-- Begin --

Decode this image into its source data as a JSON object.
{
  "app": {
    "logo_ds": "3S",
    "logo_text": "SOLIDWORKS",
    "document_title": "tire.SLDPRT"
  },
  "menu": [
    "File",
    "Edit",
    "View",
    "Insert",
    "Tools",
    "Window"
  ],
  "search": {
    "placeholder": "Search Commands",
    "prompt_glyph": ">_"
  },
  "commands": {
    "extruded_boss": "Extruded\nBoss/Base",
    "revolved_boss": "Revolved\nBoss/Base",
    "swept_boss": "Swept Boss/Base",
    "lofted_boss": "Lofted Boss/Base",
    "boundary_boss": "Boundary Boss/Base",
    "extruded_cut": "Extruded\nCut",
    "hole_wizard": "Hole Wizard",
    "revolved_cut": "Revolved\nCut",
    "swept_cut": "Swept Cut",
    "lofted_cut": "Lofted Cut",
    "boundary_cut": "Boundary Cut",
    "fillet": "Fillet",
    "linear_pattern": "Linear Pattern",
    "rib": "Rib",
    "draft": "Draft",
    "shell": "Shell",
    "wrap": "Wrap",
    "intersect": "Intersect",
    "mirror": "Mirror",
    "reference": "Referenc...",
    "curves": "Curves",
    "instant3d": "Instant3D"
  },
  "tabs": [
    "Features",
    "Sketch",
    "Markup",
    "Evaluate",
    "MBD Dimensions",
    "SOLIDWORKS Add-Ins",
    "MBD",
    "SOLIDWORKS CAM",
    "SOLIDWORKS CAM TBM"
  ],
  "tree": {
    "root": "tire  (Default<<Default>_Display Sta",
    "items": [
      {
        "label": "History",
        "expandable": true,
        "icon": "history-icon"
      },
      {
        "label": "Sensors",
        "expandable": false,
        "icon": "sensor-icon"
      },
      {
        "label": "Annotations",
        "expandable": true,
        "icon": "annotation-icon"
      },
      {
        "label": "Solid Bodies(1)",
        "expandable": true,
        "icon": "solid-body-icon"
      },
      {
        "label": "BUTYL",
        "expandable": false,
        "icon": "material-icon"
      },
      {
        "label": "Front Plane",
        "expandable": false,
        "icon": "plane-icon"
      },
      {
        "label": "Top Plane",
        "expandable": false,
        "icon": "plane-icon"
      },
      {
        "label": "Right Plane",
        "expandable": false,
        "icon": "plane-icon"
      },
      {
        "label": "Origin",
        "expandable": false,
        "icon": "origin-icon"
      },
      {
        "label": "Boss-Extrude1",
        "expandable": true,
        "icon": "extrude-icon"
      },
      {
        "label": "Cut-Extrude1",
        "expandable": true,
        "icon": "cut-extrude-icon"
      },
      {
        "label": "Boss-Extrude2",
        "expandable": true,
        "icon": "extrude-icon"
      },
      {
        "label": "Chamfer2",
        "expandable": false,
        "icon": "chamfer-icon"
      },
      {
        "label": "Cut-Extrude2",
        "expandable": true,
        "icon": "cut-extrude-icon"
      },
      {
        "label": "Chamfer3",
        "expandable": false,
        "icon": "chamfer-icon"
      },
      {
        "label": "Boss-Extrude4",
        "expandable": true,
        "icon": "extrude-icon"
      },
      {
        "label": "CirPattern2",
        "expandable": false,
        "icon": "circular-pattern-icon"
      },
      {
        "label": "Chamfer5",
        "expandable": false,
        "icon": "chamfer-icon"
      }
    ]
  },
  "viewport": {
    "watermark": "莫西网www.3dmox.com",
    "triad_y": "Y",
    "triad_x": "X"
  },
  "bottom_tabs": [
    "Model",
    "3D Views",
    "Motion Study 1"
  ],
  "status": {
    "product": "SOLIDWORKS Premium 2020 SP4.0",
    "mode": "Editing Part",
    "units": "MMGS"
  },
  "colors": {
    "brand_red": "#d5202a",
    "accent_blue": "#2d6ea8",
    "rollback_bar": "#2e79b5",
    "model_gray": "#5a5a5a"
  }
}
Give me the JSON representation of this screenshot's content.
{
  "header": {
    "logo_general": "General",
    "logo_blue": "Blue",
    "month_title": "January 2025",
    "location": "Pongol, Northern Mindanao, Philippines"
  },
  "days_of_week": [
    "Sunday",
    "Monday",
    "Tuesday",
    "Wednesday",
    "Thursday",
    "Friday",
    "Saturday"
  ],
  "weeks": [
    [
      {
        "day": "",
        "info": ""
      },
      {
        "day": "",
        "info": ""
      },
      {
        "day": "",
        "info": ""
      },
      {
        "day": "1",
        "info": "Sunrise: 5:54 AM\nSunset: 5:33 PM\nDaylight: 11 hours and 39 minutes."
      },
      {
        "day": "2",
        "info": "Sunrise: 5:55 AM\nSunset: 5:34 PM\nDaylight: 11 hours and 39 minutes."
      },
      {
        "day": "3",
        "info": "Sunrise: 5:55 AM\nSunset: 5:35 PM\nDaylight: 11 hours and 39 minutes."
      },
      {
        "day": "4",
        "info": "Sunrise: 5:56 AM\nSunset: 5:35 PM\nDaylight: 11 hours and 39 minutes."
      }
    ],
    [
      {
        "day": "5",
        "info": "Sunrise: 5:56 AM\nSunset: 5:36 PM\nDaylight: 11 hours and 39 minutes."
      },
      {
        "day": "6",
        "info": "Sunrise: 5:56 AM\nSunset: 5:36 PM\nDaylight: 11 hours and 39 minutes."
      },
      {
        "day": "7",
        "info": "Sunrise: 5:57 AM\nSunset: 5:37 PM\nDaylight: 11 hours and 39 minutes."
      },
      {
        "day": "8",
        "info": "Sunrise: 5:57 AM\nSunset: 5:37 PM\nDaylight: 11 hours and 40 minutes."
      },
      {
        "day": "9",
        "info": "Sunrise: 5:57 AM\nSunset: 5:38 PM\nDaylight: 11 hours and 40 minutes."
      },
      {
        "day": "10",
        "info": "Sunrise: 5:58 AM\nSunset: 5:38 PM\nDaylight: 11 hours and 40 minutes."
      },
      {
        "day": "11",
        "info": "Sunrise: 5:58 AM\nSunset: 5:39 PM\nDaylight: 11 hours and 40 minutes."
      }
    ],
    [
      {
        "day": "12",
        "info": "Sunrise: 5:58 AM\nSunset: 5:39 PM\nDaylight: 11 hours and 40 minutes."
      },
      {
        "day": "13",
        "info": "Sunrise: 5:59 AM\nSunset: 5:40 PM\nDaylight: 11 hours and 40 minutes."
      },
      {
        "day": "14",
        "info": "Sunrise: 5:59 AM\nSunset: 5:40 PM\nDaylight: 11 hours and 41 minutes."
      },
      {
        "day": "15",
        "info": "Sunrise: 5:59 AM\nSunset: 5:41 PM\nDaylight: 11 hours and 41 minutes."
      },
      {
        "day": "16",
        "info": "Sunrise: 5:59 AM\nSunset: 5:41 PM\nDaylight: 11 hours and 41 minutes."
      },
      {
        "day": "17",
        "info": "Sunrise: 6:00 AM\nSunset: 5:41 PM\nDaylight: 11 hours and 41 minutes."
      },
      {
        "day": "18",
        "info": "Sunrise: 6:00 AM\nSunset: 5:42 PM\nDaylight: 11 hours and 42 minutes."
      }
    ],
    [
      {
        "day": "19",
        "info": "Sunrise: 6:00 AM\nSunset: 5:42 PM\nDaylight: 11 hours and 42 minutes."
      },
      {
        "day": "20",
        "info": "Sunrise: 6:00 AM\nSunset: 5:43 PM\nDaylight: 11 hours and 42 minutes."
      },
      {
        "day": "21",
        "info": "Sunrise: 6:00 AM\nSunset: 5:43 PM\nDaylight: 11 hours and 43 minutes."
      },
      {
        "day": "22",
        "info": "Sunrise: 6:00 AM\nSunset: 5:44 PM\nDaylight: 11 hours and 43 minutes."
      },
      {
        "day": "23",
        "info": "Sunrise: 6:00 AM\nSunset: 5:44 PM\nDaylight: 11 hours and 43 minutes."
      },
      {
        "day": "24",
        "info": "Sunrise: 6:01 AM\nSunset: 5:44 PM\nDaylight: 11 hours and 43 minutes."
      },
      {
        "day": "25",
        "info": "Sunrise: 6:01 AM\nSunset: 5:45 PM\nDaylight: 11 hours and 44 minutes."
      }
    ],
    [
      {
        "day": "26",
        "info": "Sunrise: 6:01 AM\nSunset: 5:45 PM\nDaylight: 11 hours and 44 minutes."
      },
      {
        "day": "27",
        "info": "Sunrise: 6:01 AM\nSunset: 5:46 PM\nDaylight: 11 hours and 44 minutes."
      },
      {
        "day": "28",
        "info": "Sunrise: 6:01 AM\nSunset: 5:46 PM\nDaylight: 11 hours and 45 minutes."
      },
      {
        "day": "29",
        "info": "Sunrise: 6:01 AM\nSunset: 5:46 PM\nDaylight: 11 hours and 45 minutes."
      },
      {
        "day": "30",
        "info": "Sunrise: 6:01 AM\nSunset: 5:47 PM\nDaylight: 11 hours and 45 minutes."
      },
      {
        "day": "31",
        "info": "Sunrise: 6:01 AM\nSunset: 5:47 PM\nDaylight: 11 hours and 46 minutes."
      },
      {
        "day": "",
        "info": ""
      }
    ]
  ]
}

-- End --

● TASK STATEMENT
Among the lines of the data above, count those holding "SOLIDWORKS" and state only the number.

● ANSWER FOR THIS EXERCISE
5